● **SELECTION**
Project 11

Stock Portfolio Tracker

An individual investor wants to track and analyze their stock portfolio performance across multiple holdings and time periods. You will build a complete analytics pipeline using SQL for data extraction, Python for advanced financial calculations, and Excel for dashboard visualization.

Project Overview

Business Scenario

Sarah is a retail investor who has built a diversified stock portfolio over the past three years. She holds positions across technology, healthcare, finance, and energy sectors. She needs a systematic way to track her portfolio's total value over time, understand her sector allocation, and measure performance against the S&P 500 benchmark. Currently she uses scattered spreadsheets and brokerage statements, making it difficult to get a unified view.

  • Goal: Build a portfolio analytics system that tracks value, measures risk-adjusted returns, and optimizes allocation
  • Tools: SQL (data extraction), Python (financial analysis), Excel (dashboard)
  • Stakeholder: Individual investor wanting to make data-driven investment decisions
  • Deliverables: Portfolio value timeline, sector breakdown, Sharpe ratio report, optimization recommendations

Dataset

Database Schema

The portfolio database consists of four related tables capturing stock prices, holdings, transactions, and benchmark data.

● **RECORD EXTRACTS**
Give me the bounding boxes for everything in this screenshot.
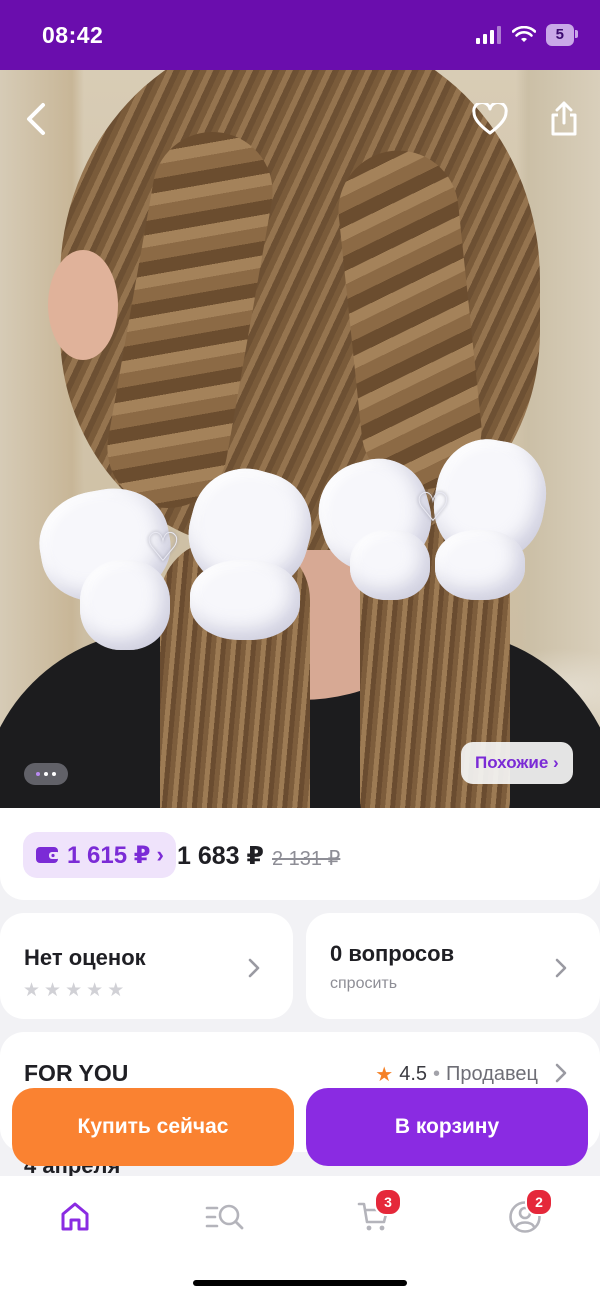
...
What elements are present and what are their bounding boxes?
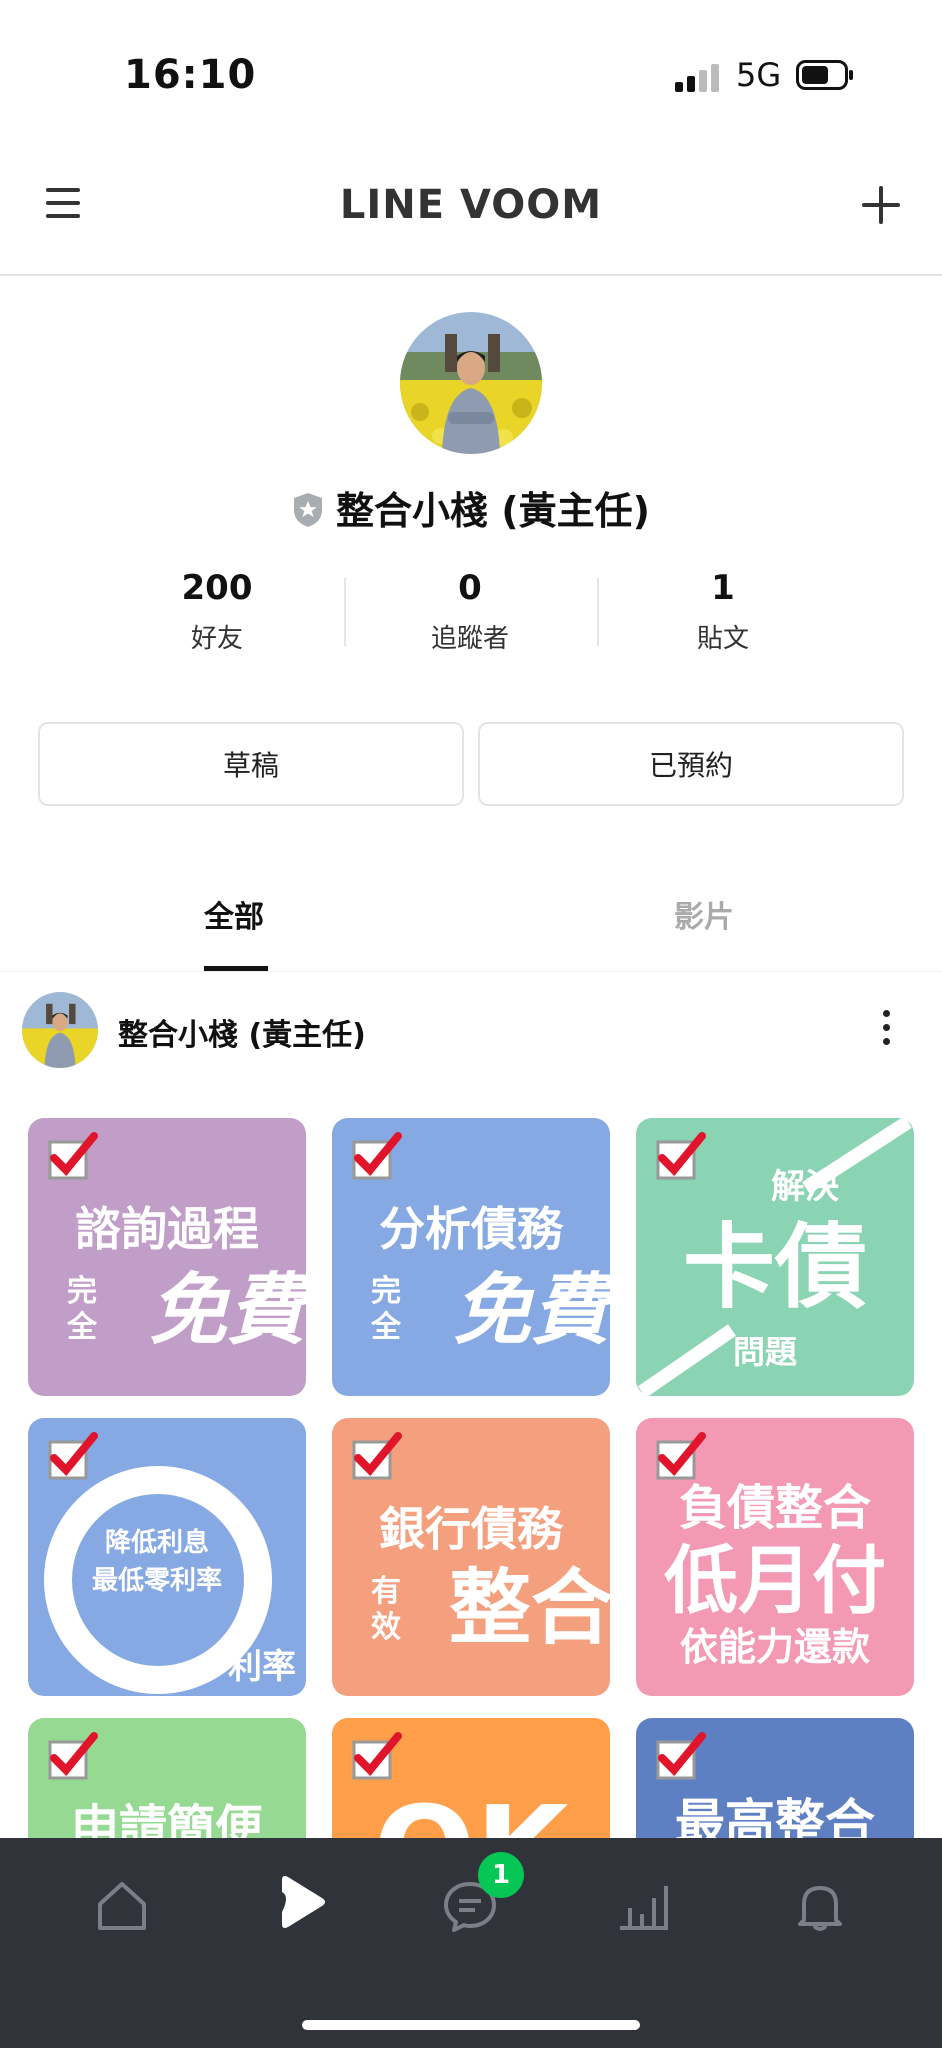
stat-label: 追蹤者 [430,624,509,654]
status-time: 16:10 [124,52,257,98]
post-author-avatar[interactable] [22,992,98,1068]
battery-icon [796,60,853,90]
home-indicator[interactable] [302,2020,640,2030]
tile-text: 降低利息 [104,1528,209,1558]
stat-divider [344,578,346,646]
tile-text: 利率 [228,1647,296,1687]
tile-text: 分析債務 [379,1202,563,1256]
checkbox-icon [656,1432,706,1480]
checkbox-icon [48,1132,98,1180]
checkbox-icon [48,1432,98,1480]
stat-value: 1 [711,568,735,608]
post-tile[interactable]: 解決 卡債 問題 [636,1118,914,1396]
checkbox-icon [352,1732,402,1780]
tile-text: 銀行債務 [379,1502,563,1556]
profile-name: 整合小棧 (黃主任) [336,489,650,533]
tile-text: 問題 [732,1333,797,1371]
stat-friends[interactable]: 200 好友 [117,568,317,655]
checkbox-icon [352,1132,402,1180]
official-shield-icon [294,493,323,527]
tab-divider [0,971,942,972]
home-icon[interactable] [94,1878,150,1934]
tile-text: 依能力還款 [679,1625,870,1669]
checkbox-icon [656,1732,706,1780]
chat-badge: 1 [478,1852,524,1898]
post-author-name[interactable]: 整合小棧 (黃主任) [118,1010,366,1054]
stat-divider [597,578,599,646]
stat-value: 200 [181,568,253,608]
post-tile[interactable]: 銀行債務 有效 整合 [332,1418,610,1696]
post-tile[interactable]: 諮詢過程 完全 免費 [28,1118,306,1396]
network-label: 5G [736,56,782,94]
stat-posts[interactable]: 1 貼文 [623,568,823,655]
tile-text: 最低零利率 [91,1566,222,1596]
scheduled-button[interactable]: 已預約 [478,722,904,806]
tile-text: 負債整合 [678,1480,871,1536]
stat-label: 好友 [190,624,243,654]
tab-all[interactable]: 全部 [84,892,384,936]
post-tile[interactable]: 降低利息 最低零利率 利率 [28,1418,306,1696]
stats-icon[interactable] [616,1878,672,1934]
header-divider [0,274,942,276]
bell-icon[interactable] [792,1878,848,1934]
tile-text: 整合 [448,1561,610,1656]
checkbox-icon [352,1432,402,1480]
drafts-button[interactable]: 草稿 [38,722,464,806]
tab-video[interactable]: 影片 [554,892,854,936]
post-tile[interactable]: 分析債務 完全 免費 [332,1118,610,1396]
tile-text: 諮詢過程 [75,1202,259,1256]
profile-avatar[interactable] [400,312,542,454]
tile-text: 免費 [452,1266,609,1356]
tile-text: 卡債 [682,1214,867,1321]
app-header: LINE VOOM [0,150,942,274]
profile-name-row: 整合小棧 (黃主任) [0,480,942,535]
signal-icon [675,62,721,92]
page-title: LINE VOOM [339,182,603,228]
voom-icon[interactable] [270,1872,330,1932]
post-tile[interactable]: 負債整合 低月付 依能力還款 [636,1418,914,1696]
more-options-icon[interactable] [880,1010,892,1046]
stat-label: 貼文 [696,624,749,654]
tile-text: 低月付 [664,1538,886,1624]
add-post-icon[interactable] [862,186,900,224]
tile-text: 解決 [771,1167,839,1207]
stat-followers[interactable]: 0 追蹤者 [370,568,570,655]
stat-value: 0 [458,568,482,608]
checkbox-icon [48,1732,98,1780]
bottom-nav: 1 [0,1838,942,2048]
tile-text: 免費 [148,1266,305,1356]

● **EXERCISES**
• a. In the stock portfolio tracker project, which benchmark is Sarah's portfolio performance to be measured against?
• b. Resume the stock portfolio tracker project, continuing from its final sentence.

● **RESPONSES FOR EACH TASK**
• a. The S&P 500.

• b.
stock_prices

ColumnTypeDescription
price_idINT (PK)Unique price record identifier
tickerVARCHAR(10)Stock ticker symbol (e.g., AAPL, MSFT)
trade_dateDATETrading date
open_priceDECIMAL(10,2)Opening price
close_priceDECIMAL(10,2)Closing price
volumeBIGINTDaily trading volume

portfolio_holdings

ColumnTypeDescription
holding_idINT (PK)Unique holding identifier
tickerVARCHAR(10)Stock ticker symbol
sharesDECIMAL(10,4)Number of shares held
avg_cost_basisDECIMAL(10,2)Average purchase price per share
sectorVARCHAR(50)Industry sector (Technology, Healthcare, etc.)

transactions

ColumnTypeDescription
txn_idINT (PK)Transaction identifier
tickerVARCHAR(10)Stock ticker symbol
txn_typeVARCHAR(4)BUY or SELL
txn_dateDATETransaction date
sharesDECIMAL(10,4)Number of shares traded
price_per_shareDECIMAL(10,2)Execution price per share

benchmarks

ColumnTypeDescription
bench_idINT (PK)Benchmark record identifier
bench_nameVARCHAR(20)Benchmark name (e.g., SP500)
trade_dateDATEDate
close_valueDECIMAL(12,2)Benchmark closing value

SQL Analysis

Query 1: Portfolio Value Over Time

Calculate the total portfolio market value for each trading day by joining holdings with daily closing prices.

SELECT
    sp.trade_date,
    SUM(ph.shares * sp.close_price) AS portfolio_value
FROM portfolio_holdings ph
JOIN stock_prices sp
    ON ph.ticker = sp.ticker
WHERE sp.trade_date >= '2023-01-01'
GROUP BY sp.trade_date
ORDER BY sp.trade_date;

Query 2: Sector Allocation

Break down the portfolio by sector to see how capital is distributed. This uses the most recent closing price for each stock.

WITH latest_prices AS (
    SELECT ticker,
           close_price,
           ROW_NUMBER() OVER (PARTITION BY ticker ORDER BY trade_date DESC) AS rn
    FROM stock_prices
)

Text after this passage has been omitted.